#### Written exercise:
Write the entries out again exactly as they stand, but without the pictures.

Rows from a dataset

>> begin

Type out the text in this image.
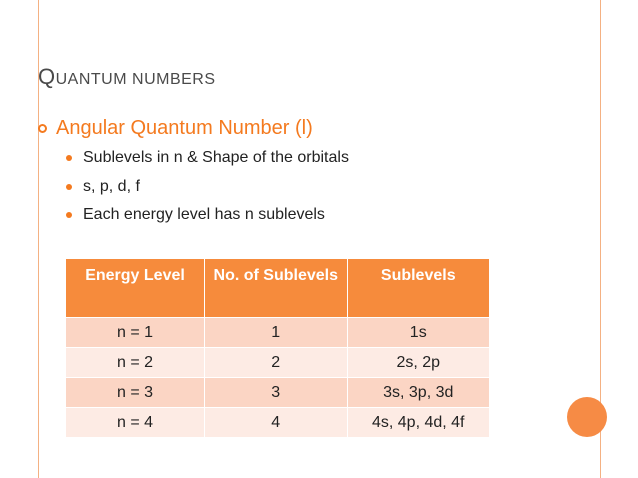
QUANTUM NUMBERS
Angular Quantum Number (l)
Sublevels in n & Shape of the orbitals
s, p, d, f
Each energy level has n sublevels
Energy Level	No. of Sublevels	Sublevels
n = 1	1	1s
n = 2	2	2s, 2p
n = 3	3	3s, 3p, 3d
n = 4	4	4s, 4p, 4d, 4f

>> end

#### Problem solution:
Type out the text in this image.
QUANTUM NUMBERS
Angular Quantum Number (l)
Sublevels in n & Shape of the orbitals
s, p, d, f
Each energy level has n sublevels
Energy Level	No. of Sublevels	Sublevels
n = 1	1	1s
n = 2	2	2s, 2p
n = 3	3	3s, 3p, 3d
n = 4	4	4s, 4p, 4d, 4f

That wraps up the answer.